**Task brief**. Give every line of the material again, exactly as written.

++++++++++

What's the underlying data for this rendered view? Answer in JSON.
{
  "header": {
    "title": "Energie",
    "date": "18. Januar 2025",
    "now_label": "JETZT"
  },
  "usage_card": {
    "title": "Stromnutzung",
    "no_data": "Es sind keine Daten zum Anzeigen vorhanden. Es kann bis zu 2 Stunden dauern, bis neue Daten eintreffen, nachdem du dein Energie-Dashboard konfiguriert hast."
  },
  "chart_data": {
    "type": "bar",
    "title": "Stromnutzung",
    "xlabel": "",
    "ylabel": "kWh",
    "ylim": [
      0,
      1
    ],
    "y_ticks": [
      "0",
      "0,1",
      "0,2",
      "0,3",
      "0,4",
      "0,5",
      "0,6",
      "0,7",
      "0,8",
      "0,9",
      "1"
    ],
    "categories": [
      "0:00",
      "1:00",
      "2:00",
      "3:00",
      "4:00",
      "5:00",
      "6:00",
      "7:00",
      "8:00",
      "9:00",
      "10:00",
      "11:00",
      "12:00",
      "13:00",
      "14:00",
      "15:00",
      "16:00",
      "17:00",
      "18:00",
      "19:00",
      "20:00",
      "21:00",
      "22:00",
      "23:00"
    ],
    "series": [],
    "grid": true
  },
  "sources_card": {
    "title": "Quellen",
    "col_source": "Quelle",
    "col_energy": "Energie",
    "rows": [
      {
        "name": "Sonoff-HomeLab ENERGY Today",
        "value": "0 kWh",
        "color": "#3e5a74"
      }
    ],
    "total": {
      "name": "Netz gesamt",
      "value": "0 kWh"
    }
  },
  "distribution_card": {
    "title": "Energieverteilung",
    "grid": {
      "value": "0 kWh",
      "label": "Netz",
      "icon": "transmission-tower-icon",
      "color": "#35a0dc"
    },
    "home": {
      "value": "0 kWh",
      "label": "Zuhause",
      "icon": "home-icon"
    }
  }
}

++++++++++

**Solution to this problem**.
What's the underlying data for this rendered view? Answer in JSON.
{
  "header": {
    "title": "Energie",
    "date": "18. Januar 2025",
    "now_label": "JETZT"
  },
  "usage_card": {
    "title": "Stromnutzung",
    "no_data": "Es sind keine Daten zum Anzeigen vorhanden. Es kann bis zu 2 Stunden dauern, bis neue Daten eintreffen, nachdem du dein Energie-Dashboard konfiguriert hast."
  },
  "chart_data": {
    "type": "bar",
    "title": "Stromnutzung",
    "xlabel": "",
    "ylabel": "kWh",
    "ylim": [
      0,
      1
    ],
    "y_ticks": [
      "0",
      "0,1",
      "0,2",
      "0,3",
      "0,4",
      "0,5",
      "0,6",
      "0,7",
      "0,8",
      "0,9",
      "1"
    ],
    "categories": [
      "0:00",
      "1:00",
      "2:00",
      "3:00",
      "4:00",
      "5:00",
      "6:00",
      "7:00",
      "8:00",
      "9:00",
      "10:00",
      "11:00",
      "12:00",
      "13:00",
      "14:00",
      "15:00",
      "16:00",
      "17:00",
      "18:00",
      "19:00",
      "20:00",
      "21:00",
      "22:00",
      "23:00"
    ],
    "series": [],
    "grid": true
  },
  "sources_card": {
    "title": "Quellen",
    "col_source": "Quelle",
    "col_energy": "Energie",
    "rows": [
      {
        "name": "Sonoff-HomeLab ENERGY Today",
        "value": "0 kWh",
        "color": "#3e5a74"
      }
    ],
    "total": {
      "name": "Netz gesamt",
      "value": "0 kWh"
    }
  },
  "distribution_card": {
    "title": "Energieverteilung",
    "grid": {
      "value": "0 kWh",
      "label": "Netz",
      "icon": "transmission-tower-icon",
      "color": "#35a0dc"
    },
    "home": {
      "value": "0 kWh",
      "label": "Zuhause",
      "icon": "home-icon"
    }
  }
}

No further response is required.